» **Excerpt provided**

Skip to main content

Messaging Patterns

Master queues, topics, and streams for reliable asynchronous communication

TL;DR

Three messaging patterns: Queues (point-to-point, one consumer per message, load balanced), Topics (broadcast, all subscribers get message independently), and Streams (immutable ordered log, consumers can replay from any point). Choose queues for distributing work across multiple workers, topics for fan-out (one event to many consumers), and streams for event sourcing or when new subscribers need historical data. Most systems use combination: queues for task distribution, topics/streams for event broadcasting.

Learning Objectives

  • Understand message queue semantics and use cases
  • Distinguish between queues, topics, and streams
  • Design ordering guarantees and message durability
  • Implement idempotent consumers for exactly-once semantics
  • Handle scaling and partitioning strategies
  • Monitor message latency and queue depth

Motivating Scenario

Your e-commerce platform creates 1000 orders/second. Order Service publishes "order.created" event. Payment Service needs to charge customer (critical). Shipping Service needs to reserve inventory (critical). Analytics Service needs to track metrics (non-critical). Email Service needs to send confirmation (non-critical).

Using a queue: only one service processes each event—wrong, we need all of them. Using a topic: all services receive the event—better, all can process. Using a stream: new service added 6 months later? Can replay all 500M historical events to build initial state.

Real-world systems use all three: queue for work distribution, topics/streams for broadcasting.

» **Provided material**
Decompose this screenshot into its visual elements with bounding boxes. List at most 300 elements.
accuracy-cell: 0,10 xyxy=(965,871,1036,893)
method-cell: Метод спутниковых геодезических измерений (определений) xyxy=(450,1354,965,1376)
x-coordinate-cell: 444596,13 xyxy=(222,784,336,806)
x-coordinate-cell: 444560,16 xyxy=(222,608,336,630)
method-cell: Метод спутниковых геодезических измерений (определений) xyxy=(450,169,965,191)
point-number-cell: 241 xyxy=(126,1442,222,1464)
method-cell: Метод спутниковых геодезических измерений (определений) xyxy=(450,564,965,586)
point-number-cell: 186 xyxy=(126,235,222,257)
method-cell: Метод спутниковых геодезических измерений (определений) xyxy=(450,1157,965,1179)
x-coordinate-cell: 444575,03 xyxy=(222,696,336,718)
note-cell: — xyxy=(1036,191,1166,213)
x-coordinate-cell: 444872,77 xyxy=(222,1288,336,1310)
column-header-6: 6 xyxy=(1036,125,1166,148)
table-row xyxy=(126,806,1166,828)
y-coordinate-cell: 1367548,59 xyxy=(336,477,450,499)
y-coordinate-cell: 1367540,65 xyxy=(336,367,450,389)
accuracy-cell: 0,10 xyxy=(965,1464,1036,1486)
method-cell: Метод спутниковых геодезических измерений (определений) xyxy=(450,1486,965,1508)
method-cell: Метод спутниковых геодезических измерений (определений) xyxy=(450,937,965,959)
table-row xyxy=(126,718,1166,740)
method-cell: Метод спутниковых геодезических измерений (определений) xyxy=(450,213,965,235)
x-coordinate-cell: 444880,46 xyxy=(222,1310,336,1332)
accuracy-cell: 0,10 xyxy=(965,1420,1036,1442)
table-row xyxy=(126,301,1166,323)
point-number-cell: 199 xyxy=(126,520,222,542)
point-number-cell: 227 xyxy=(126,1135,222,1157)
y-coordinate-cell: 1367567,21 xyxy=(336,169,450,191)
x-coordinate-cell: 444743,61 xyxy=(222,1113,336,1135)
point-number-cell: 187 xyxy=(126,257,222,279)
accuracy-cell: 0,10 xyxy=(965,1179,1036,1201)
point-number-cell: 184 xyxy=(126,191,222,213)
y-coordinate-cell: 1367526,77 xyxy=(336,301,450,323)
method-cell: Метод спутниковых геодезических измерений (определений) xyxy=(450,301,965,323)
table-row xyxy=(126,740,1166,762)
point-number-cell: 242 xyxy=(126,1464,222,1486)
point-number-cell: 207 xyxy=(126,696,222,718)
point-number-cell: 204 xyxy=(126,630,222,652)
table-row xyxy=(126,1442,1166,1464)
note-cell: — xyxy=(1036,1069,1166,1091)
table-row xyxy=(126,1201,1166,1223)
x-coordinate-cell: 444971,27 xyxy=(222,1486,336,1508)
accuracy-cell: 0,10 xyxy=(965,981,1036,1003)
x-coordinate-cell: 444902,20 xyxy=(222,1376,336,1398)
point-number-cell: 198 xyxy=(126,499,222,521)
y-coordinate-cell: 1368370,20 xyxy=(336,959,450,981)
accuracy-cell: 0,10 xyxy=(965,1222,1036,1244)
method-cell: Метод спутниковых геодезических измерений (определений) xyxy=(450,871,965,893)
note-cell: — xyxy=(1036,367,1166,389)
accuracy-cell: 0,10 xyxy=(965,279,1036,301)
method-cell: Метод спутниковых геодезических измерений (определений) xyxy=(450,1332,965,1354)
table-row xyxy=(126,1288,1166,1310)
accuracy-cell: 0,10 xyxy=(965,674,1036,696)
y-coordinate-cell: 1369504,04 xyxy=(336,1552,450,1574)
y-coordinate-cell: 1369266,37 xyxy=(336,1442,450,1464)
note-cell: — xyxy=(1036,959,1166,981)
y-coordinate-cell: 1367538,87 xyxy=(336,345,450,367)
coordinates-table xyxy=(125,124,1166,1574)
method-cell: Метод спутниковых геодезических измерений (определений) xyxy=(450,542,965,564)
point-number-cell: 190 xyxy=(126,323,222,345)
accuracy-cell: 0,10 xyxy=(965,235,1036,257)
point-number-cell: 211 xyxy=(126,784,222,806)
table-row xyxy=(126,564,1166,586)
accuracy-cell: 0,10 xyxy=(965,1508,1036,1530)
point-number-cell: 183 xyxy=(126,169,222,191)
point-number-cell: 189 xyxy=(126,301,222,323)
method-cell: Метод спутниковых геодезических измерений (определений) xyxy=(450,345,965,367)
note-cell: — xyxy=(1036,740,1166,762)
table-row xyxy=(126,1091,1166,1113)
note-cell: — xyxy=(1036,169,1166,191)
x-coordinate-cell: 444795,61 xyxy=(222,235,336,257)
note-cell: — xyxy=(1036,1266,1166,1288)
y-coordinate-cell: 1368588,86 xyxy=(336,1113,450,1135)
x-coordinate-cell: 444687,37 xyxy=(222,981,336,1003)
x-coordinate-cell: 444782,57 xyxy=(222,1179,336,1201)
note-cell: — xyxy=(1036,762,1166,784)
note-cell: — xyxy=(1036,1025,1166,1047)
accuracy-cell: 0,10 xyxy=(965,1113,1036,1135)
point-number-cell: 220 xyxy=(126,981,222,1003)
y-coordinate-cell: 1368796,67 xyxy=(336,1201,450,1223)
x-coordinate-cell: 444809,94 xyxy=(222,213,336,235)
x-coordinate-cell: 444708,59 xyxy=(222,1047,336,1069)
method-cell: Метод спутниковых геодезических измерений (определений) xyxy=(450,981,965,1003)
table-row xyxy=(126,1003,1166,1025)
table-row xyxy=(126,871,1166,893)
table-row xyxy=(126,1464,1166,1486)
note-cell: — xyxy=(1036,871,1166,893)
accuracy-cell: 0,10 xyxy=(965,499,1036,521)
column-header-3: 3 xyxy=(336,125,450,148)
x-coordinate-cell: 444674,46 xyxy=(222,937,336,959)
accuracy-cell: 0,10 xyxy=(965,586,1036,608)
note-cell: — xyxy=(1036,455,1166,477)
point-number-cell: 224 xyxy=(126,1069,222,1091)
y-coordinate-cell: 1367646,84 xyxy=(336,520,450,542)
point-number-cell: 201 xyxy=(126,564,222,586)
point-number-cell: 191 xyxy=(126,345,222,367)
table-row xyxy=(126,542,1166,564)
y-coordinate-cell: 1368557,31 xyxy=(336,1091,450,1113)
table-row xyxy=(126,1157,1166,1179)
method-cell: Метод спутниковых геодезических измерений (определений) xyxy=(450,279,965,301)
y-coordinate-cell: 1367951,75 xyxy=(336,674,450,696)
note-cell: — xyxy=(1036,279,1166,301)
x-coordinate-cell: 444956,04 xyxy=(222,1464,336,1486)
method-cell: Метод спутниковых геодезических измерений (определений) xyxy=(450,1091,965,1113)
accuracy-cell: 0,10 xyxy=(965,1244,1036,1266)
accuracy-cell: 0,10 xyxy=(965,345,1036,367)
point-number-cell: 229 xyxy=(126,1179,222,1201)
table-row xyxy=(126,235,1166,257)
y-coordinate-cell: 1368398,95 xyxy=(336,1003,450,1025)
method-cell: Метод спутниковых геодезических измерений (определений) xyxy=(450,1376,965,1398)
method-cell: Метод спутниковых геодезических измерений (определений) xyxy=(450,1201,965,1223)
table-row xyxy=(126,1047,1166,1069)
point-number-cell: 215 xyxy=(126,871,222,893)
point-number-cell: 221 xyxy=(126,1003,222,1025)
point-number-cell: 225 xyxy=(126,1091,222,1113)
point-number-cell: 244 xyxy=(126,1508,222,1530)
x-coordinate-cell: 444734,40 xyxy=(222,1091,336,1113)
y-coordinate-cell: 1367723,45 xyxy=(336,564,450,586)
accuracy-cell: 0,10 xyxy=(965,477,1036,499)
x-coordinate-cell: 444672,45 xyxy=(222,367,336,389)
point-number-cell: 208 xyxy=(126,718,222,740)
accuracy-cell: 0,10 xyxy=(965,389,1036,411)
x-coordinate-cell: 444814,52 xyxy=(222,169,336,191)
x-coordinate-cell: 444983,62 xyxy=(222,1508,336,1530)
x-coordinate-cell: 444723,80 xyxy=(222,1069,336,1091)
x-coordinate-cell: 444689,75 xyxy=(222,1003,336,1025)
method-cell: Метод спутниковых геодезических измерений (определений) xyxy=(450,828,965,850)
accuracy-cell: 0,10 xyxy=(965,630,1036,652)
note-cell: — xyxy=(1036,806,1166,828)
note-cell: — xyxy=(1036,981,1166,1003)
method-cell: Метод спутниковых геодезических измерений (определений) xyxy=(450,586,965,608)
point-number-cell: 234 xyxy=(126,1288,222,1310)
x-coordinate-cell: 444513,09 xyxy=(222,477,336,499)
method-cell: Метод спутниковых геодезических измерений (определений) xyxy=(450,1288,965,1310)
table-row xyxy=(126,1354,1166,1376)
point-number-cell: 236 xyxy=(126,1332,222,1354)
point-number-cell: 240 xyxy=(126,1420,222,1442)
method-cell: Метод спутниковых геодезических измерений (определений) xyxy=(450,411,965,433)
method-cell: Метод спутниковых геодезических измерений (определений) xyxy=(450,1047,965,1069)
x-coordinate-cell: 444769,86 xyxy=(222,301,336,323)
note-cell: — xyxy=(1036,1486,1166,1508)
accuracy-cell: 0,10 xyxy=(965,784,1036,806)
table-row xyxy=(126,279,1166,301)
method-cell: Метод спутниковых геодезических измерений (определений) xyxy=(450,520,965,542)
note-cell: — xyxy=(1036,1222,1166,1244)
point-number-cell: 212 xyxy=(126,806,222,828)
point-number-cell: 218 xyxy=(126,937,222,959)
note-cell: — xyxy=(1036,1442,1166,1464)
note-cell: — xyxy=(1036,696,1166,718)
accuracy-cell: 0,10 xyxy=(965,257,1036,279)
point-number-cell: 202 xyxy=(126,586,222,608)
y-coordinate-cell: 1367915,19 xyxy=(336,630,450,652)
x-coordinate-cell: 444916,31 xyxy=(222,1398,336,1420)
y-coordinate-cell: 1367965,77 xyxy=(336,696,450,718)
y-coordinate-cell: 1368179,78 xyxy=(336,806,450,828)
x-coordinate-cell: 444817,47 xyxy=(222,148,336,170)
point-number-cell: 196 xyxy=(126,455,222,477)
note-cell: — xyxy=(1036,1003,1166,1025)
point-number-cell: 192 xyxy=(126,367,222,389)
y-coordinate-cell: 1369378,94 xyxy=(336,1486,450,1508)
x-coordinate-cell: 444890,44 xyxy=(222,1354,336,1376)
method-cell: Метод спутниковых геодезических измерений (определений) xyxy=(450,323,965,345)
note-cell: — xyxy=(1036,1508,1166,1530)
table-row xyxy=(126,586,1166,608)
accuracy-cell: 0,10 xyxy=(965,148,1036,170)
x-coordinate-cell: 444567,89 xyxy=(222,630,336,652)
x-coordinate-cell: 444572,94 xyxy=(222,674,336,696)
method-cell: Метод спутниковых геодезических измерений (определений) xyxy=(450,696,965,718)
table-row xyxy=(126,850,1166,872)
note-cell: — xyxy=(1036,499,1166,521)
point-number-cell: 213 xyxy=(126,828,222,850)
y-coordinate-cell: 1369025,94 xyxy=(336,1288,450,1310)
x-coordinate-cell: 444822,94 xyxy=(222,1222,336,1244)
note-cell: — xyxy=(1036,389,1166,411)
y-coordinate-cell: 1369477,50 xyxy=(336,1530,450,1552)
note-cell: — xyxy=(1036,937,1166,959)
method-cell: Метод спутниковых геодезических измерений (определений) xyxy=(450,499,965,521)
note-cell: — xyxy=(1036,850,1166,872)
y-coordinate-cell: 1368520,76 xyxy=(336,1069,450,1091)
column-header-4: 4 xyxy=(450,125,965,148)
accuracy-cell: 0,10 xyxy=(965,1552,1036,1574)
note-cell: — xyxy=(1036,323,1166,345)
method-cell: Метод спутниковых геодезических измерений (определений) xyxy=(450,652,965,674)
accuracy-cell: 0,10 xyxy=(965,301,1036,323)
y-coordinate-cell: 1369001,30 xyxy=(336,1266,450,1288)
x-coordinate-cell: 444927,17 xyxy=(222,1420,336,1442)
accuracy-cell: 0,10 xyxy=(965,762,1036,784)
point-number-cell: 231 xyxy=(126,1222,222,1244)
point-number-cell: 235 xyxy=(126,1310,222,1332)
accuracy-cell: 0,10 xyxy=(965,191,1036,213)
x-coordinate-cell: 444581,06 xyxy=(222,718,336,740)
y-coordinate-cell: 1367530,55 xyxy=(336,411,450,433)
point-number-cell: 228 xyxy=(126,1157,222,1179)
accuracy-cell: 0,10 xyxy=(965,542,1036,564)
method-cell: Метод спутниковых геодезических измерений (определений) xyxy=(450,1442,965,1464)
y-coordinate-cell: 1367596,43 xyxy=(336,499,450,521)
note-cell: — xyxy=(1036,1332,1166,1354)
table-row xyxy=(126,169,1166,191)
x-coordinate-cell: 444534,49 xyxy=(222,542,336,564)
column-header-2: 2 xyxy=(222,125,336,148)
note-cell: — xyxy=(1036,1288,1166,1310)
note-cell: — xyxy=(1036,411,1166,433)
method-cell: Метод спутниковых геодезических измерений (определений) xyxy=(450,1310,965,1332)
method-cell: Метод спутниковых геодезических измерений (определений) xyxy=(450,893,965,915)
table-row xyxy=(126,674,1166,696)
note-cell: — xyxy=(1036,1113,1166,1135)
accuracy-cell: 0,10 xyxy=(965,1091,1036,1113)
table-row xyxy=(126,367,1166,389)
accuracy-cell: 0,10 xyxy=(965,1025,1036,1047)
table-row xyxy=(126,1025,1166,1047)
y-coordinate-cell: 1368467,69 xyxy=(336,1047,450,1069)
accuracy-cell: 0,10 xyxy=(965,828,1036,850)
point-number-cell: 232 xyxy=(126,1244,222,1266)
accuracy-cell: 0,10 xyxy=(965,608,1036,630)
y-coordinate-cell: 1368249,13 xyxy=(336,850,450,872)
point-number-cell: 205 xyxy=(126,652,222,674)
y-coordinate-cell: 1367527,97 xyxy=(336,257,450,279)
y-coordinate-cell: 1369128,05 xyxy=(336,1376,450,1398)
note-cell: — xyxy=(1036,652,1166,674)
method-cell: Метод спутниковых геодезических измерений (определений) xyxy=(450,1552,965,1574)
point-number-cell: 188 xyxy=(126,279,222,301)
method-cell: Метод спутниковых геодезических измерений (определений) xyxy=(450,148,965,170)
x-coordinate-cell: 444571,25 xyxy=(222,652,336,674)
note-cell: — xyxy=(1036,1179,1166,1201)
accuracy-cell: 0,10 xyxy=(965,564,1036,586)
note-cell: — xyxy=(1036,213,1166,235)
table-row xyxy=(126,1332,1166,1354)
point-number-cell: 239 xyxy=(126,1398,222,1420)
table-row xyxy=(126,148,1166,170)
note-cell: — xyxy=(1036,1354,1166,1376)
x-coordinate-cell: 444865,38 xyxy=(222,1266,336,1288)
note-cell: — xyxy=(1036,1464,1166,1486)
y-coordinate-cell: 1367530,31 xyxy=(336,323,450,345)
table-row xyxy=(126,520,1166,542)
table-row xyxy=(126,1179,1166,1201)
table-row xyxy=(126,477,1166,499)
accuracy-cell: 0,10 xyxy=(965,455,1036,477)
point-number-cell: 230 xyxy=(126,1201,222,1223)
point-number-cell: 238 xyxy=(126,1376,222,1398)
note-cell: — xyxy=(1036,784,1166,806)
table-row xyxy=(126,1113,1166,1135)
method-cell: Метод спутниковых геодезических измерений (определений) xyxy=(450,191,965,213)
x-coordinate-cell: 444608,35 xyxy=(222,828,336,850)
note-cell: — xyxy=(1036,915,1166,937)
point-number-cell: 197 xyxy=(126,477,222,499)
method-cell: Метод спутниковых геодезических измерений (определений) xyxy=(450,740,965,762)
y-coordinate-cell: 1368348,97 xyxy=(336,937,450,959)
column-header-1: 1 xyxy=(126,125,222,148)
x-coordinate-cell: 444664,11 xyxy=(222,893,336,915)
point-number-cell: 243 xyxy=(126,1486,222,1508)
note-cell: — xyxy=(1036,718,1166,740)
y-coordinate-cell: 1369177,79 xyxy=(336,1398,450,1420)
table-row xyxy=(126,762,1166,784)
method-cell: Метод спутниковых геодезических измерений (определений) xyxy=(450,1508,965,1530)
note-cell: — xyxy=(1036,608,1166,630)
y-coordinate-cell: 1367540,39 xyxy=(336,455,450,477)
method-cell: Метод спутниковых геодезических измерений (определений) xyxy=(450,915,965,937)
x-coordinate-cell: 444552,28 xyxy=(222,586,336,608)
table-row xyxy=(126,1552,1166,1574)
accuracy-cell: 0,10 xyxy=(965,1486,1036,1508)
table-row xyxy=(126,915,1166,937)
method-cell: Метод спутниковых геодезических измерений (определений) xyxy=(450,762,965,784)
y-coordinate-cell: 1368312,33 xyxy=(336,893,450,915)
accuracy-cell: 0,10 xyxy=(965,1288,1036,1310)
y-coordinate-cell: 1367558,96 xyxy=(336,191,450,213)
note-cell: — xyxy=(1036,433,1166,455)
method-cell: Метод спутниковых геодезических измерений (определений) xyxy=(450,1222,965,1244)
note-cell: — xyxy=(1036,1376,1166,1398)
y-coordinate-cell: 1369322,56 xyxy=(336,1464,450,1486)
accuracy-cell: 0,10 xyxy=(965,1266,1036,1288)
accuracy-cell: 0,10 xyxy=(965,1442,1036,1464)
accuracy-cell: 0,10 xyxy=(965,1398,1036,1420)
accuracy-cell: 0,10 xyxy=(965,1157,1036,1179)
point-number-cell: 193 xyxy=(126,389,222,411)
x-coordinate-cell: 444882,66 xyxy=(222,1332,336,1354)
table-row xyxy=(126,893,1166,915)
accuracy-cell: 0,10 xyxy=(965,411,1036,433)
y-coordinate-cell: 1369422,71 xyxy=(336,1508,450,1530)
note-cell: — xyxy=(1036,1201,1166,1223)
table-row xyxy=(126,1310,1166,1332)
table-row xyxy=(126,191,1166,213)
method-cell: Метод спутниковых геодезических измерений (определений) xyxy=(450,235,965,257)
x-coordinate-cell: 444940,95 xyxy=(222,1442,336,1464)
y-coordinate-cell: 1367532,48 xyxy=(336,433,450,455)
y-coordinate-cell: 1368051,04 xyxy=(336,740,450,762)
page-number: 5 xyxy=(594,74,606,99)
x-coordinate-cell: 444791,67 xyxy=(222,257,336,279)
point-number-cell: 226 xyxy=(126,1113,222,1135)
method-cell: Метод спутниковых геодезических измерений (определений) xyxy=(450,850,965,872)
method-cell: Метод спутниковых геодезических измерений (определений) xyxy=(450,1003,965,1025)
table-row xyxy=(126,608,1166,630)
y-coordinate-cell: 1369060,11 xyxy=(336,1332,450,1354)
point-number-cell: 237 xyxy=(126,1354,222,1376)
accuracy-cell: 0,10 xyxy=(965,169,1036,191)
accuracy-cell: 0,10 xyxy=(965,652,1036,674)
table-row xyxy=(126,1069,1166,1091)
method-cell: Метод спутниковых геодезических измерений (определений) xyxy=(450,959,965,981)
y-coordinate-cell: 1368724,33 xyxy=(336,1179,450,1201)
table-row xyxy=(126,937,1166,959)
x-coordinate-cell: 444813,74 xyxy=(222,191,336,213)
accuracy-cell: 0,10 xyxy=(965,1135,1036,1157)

» **Questions to answer**
**A)** Output the stretch of the messaging patterns page from "Learning Objectives" through "send confirmation (non-critical).", word for word.
**B)** According to the messaging patterns page, how many orders per second does the e-commerce platform in the scenario create?
**C)** Using the messaging patterns page, decide whether each statement agrees with it, and answer yes or no with the deciding words quoted: (i) With a topic, only one subscriber receives each message. (ii) The Analytics Service's work is described as non-critical. (iii) Stream consumers can replay from any point.
The items have no connection to the messaging patterns page.

» **Exercise responses**
**A)**
Learning Objectives

  • Understand message queue semantics and use cases
  • Distinguish between queues, topics, and streams
  • Design ordering guarantees and message durability
  • Implement idempotent consumers for exactly-once semantics
  • Handle scaling and partitioning strategies
  • Monitor message latency and queue depth

Motivating Scenario

Your e-commerce platform creates 1000 orders/second. Order Service publishes "order.created" event. Payment Service needs to charge customer (critical). Shipping Service needs to reserve inventory (critical). Analytics Service needs to track metrics (non-critical). Email Service needs to send confirmation (non-critical).

**B)** 1000 orders per second.

**C)**
(i) No: "all subscribers get message independently"
(ii) Yes: "Analytics Service needs to track metrics (non-critical)"
(iii) Yes: "consumers can replay from any point"